start

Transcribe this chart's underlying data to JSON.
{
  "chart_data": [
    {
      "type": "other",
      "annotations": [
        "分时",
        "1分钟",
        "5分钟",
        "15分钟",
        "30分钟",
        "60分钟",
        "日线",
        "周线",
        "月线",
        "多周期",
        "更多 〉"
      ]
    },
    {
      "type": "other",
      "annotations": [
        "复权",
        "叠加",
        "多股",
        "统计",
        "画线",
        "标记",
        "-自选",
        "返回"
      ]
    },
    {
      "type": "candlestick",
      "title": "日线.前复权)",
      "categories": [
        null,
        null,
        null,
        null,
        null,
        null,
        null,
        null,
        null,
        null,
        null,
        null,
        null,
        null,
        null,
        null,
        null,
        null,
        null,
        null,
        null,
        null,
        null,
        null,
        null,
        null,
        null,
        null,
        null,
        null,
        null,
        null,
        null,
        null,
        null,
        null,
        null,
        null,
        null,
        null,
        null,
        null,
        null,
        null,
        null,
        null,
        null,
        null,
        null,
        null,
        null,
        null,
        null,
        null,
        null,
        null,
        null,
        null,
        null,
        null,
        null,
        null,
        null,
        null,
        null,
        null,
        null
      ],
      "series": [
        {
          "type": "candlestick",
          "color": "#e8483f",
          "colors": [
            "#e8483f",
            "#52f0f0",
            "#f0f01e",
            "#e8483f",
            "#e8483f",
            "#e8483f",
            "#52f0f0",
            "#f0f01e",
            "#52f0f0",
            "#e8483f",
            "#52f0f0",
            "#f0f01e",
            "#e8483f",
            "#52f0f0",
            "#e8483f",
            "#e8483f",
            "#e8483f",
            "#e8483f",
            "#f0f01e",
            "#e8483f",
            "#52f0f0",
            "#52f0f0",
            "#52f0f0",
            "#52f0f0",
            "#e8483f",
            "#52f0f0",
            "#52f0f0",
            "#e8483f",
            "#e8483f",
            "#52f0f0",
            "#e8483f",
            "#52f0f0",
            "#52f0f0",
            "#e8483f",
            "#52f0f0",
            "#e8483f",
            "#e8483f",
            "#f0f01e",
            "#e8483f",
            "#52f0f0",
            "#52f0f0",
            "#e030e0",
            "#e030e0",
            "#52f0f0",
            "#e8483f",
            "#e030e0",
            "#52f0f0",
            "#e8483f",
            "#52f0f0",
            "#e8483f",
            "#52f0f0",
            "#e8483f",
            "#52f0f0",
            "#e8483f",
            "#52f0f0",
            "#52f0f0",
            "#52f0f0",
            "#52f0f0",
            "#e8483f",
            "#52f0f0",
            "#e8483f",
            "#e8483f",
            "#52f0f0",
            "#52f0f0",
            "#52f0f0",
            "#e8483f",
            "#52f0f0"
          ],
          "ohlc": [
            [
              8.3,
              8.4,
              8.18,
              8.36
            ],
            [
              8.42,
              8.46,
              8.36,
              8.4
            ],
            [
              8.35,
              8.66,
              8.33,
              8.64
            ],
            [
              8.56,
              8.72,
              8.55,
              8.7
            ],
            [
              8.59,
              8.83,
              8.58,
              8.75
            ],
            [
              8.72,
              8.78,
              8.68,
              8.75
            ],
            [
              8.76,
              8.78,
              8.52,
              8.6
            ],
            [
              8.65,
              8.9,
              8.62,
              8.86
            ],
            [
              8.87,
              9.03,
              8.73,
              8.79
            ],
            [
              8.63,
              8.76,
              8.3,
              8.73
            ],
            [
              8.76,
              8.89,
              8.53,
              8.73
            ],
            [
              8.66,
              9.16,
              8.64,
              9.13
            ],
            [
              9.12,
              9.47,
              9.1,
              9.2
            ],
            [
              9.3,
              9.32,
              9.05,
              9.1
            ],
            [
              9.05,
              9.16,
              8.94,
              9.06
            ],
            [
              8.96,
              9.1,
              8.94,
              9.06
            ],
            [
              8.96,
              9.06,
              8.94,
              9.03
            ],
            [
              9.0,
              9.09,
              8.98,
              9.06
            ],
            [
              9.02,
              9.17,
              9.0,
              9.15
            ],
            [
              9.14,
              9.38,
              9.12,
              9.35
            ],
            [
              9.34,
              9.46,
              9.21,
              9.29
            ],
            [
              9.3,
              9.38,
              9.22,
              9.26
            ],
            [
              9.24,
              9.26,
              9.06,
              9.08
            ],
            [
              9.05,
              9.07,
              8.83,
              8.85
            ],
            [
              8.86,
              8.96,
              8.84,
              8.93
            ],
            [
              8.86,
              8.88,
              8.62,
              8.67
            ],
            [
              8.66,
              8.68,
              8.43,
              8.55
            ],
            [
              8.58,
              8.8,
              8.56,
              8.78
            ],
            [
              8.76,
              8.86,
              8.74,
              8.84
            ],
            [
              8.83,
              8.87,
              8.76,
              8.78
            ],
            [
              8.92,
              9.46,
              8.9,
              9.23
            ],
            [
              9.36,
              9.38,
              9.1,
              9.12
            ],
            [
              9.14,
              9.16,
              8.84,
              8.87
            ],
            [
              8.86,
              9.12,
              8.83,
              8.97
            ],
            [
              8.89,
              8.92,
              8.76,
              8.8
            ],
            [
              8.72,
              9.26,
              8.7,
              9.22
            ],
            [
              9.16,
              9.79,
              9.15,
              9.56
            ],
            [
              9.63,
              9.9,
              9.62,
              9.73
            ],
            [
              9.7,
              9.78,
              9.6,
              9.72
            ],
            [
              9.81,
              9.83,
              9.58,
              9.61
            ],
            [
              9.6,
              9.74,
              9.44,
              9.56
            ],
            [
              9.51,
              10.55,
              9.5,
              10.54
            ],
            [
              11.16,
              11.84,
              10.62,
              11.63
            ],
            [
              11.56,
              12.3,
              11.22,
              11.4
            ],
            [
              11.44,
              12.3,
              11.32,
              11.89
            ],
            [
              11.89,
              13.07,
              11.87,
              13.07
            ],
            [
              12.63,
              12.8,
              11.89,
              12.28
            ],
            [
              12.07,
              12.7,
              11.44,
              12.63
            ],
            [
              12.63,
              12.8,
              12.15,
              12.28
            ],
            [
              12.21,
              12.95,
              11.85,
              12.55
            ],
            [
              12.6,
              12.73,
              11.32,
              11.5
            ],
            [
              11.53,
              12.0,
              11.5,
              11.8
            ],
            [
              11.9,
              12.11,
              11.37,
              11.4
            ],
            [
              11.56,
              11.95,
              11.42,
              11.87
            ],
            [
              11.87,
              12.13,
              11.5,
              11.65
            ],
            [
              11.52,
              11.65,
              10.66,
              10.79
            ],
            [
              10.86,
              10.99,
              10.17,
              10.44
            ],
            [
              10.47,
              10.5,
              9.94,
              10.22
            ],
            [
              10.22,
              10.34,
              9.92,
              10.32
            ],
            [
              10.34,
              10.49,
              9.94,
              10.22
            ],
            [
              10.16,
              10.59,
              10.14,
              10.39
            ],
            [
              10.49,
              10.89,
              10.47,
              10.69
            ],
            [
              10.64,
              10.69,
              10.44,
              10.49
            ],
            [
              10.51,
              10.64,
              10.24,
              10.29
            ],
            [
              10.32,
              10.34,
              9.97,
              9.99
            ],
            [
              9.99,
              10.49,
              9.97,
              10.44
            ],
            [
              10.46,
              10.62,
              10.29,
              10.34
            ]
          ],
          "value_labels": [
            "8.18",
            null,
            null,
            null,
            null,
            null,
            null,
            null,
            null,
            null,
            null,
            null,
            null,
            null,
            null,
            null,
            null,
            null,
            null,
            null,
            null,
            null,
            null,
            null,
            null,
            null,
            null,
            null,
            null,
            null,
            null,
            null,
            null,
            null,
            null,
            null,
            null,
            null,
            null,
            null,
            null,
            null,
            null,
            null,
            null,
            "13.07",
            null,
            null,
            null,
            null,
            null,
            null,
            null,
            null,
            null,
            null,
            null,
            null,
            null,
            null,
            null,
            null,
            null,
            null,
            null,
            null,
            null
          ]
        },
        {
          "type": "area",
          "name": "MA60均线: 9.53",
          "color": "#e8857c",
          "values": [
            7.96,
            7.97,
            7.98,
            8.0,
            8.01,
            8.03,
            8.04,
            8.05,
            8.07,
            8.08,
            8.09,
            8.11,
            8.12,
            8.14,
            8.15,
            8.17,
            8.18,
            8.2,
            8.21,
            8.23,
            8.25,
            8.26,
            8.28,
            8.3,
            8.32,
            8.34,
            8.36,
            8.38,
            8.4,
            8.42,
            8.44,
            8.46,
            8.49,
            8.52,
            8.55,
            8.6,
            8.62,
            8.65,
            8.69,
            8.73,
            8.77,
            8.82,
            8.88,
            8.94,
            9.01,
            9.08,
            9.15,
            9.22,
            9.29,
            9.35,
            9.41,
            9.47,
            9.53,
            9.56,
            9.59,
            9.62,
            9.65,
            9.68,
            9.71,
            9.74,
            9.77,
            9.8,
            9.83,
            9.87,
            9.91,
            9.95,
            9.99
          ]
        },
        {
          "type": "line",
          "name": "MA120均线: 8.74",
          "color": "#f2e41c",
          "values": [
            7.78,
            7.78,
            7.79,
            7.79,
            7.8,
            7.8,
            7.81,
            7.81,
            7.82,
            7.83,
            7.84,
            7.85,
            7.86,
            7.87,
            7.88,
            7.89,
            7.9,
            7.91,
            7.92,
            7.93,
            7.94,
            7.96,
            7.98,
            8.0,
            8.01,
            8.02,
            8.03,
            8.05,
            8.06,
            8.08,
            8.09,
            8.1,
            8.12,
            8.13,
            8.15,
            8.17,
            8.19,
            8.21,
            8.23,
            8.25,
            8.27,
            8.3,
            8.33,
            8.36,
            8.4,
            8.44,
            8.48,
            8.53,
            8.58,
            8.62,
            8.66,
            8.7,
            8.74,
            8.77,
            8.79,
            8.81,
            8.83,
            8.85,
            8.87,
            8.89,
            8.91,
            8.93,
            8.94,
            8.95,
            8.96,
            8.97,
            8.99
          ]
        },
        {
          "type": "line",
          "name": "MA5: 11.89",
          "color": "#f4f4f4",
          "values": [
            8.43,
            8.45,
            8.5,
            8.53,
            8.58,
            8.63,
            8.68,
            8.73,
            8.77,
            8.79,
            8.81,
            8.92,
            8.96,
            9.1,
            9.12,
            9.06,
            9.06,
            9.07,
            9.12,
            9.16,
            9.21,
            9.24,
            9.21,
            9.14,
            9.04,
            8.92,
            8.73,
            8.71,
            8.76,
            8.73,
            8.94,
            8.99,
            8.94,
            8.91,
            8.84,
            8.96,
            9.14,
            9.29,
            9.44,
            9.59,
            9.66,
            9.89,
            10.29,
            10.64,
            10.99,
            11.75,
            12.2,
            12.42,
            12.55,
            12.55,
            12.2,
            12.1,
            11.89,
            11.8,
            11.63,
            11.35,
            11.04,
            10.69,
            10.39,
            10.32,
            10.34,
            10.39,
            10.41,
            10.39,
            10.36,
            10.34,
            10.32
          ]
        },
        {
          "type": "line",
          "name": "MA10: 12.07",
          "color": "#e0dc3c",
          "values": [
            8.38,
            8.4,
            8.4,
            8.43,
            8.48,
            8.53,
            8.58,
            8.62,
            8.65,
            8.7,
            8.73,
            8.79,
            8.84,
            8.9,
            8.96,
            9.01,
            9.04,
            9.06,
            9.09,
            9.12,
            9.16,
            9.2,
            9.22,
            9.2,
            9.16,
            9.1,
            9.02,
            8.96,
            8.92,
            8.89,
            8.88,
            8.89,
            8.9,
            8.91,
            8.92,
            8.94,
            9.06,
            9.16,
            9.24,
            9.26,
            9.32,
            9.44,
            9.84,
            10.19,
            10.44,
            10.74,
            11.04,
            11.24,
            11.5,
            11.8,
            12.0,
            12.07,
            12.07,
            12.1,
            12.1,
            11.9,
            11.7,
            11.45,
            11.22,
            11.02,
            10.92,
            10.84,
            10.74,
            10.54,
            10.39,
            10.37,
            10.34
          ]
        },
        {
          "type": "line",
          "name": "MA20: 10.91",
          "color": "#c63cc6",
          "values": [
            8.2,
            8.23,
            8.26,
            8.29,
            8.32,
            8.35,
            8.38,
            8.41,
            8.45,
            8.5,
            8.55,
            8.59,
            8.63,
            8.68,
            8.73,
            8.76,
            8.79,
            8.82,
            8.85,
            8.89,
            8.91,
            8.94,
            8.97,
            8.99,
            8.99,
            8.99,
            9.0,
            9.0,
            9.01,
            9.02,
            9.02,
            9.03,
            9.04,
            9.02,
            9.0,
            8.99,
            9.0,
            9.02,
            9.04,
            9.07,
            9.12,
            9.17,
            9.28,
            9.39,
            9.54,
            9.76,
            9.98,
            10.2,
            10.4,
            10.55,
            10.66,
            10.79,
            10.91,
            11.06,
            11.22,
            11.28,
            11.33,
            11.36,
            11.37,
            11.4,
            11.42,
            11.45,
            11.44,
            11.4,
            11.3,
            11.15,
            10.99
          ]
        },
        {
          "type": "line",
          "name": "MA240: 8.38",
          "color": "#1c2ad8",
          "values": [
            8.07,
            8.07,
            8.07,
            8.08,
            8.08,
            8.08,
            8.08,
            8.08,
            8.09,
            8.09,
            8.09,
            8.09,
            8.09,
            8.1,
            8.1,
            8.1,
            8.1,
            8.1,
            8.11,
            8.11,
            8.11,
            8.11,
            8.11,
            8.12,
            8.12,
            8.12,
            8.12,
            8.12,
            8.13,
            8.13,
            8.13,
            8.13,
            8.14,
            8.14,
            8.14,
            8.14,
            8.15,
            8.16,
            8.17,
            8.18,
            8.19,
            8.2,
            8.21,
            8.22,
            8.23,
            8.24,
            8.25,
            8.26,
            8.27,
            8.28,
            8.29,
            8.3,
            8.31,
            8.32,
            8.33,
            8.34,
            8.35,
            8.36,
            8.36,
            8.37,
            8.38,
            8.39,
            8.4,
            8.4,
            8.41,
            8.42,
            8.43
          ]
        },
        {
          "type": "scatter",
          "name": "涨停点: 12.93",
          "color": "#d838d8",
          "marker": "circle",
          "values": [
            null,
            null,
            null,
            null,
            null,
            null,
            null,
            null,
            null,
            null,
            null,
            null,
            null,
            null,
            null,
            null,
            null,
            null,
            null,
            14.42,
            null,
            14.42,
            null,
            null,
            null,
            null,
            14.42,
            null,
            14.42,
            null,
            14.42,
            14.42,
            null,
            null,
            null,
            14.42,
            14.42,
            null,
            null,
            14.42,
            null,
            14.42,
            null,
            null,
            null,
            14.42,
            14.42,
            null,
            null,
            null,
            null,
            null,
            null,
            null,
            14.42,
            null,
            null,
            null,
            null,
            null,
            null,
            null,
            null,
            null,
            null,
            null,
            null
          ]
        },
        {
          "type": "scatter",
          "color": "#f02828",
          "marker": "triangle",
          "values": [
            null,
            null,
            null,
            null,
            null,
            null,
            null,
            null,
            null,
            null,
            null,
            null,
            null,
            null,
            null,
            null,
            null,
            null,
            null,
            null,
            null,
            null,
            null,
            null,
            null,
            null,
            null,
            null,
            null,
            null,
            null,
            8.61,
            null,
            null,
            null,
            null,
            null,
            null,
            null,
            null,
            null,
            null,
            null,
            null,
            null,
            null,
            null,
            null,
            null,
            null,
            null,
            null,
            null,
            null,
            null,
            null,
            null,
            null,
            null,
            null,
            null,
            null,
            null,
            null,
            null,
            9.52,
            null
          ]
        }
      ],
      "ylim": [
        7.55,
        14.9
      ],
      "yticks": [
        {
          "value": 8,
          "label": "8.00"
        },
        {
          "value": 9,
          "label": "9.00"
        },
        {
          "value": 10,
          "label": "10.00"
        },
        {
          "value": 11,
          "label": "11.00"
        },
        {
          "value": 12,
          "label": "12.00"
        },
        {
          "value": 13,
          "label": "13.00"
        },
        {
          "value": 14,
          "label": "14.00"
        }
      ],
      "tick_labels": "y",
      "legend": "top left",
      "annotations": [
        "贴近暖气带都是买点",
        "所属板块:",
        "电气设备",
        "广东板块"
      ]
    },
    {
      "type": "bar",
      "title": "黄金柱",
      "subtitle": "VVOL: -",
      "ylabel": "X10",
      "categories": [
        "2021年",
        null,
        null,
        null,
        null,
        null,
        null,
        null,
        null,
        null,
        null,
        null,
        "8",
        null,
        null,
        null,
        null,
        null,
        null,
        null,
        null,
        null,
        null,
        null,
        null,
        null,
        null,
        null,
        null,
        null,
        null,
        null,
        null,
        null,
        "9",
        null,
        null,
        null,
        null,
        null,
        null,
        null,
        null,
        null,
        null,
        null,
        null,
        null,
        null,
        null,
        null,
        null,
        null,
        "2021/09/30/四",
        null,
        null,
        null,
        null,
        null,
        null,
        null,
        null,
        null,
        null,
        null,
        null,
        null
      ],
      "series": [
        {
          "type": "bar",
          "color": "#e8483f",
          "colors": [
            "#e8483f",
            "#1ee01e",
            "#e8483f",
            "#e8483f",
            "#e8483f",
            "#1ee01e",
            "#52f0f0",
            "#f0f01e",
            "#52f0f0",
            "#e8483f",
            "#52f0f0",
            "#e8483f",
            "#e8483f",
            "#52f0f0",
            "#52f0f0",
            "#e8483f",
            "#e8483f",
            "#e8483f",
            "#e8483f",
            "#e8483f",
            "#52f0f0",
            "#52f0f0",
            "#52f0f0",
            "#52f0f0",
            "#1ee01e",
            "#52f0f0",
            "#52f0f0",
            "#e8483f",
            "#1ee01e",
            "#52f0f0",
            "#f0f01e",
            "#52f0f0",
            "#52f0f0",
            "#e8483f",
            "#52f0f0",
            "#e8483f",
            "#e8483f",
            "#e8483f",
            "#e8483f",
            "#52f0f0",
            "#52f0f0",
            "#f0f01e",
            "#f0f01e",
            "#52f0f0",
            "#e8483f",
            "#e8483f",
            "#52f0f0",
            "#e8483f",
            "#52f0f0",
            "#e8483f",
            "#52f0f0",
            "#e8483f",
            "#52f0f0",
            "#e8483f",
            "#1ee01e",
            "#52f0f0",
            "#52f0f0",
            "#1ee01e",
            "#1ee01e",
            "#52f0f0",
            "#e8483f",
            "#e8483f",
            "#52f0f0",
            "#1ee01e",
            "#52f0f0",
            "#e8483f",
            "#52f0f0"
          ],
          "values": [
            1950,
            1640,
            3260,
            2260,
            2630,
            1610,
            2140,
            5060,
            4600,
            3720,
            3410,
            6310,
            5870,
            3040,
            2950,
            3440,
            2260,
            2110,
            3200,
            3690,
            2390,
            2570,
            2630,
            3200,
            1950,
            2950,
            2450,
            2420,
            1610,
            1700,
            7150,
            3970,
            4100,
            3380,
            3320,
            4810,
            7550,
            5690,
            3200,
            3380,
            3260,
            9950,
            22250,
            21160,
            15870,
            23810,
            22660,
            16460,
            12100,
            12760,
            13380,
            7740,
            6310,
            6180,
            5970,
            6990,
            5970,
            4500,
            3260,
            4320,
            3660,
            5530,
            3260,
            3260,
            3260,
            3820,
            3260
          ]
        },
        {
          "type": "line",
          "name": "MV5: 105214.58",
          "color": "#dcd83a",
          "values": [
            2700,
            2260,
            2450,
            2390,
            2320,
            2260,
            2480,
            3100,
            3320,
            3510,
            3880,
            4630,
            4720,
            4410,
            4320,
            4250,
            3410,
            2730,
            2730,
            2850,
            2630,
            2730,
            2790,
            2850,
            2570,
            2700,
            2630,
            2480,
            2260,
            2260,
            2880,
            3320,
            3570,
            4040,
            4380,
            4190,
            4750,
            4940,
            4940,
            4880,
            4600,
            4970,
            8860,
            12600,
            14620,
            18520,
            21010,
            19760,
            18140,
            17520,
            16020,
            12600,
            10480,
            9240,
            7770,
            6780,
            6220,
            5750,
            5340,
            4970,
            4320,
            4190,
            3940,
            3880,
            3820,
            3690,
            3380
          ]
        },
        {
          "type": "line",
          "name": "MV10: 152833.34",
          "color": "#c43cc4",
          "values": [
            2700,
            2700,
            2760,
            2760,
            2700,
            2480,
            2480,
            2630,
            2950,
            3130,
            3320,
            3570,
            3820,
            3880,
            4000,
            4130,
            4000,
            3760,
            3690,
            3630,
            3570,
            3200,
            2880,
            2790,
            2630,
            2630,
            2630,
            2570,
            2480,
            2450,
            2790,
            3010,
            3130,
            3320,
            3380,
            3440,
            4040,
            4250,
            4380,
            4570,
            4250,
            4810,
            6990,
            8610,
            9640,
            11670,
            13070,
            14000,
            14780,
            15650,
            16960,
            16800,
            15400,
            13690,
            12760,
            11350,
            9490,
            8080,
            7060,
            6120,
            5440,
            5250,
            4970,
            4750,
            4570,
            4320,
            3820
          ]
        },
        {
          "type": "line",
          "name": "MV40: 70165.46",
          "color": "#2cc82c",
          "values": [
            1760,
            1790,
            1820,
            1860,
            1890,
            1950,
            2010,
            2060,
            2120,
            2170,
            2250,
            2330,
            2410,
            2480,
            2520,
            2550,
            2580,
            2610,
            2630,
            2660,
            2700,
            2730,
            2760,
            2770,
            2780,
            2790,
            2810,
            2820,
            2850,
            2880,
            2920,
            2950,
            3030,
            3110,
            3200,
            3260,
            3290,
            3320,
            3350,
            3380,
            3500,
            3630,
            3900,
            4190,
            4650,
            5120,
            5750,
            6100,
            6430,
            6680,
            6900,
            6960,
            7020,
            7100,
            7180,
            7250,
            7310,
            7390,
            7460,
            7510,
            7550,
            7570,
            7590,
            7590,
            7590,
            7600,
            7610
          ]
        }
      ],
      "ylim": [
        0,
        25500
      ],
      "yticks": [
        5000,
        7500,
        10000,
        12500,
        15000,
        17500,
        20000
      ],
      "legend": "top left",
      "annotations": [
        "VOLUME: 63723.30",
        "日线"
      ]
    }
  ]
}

end

Problem statement: From the material above, copy each line that includes the word "candlestick".

Answer below:
      "type": "candlestick",
          "type": "candlestick",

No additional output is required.